Task
Tell me how many lines hold "Matrícula", please, using only the number.

○ ○ ○ ○ ○

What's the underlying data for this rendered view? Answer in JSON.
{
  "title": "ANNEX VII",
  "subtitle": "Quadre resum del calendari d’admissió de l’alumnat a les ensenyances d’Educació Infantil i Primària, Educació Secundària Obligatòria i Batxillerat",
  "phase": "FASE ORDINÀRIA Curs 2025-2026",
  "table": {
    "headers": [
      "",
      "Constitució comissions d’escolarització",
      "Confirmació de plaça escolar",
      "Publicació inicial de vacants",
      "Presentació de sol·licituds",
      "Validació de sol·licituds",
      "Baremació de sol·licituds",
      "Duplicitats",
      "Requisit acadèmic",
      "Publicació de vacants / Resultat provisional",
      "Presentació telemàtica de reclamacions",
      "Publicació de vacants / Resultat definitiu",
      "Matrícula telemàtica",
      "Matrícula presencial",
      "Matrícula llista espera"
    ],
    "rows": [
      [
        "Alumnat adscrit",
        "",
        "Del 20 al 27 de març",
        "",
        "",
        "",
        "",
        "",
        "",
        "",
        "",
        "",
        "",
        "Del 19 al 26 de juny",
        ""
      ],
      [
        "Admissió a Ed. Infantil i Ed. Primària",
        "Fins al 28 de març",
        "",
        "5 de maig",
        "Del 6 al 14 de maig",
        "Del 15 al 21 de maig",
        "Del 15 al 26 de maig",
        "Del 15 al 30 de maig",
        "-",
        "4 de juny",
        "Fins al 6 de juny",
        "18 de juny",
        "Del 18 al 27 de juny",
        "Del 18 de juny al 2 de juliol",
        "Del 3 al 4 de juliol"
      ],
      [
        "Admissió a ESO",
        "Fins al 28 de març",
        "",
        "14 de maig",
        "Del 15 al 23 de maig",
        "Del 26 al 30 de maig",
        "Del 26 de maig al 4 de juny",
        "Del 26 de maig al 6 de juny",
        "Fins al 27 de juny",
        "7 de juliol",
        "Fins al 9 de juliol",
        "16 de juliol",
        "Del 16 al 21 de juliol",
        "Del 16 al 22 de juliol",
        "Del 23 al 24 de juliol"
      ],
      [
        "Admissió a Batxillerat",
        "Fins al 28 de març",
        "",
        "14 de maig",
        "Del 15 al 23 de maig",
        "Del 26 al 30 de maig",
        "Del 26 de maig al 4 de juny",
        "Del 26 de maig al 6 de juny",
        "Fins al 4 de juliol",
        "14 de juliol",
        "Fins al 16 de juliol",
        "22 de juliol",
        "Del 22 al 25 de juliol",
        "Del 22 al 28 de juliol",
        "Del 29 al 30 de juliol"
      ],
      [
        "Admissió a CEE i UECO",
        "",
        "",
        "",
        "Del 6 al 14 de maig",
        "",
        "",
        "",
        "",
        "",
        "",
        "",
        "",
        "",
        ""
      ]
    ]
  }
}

○ ○ ○ ○ ○

Exercise output
3